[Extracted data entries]
▼

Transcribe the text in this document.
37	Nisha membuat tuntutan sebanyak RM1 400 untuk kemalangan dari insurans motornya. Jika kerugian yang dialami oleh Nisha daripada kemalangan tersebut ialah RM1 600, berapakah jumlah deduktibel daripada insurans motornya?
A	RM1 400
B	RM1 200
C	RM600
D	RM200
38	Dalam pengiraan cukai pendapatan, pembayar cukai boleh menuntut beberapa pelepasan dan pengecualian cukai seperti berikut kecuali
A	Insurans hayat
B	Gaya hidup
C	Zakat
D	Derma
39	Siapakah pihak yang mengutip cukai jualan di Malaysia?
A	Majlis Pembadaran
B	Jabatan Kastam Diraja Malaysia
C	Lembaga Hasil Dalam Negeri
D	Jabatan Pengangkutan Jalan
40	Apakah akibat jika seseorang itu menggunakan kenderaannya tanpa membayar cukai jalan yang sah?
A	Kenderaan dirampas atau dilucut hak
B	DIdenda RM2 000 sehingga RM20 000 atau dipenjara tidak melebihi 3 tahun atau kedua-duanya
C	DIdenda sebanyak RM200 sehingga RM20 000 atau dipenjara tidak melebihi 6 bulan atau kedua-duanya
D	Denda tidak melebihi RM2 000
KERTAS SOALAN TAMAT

▲

#### [WHAT TO DO]
Quote every record above exactly.

#### [FINAL RESULT]
Transcribe the text in this document.
37	Nisha membuat tuntutan sebanyak RM1 400 untuk kemalangan dari insurans motornya. Jika kerugian yang dialami oleh Nisha daripada kemalangan tersebut ialah RM1 600, berapakah jumlah deduktibel daripada insurans motornya?
A	RM1 400
B	RM1 200
C	RM600
D	RM200
38	Dalam pengiraan cukai pendapatan, pembayar cukai boleh menuntut beberapa pelepasan dan pengecualian cukai seperti berikut kecuali
A	Insurans hayat
B	Gaya hidup
C	Zakat
D	Derma
39	Siapakah pihak yang mengutip cukai jualan di Malaysia?
A	Majlis Pembadaran
B	Jabatan Kastam Diraja Malaysia
C	Lembaga Hasil Dalam Negeri
D	Jabatan Pengangkutan Jalan
40	Apakah akibat jika seseorang itu menggunakan kenderaannya tanpa membayar cukai jalan yang sah?
A	Kenderaan dirampas atau dilucut hak
B	DIdenda RM2 000 sehingga RM20 000 atau dipenjara tidak melebihi 3 tahun atau kedua-duanya
C	DIdenda sebanyak RM200 sehingga RM20 000 atau dipenjara tidak melebihi 6 bulan atau kedua-duanya
D	Denda tidak melebihi RM2 000
KERTAS SOALAN TAMAT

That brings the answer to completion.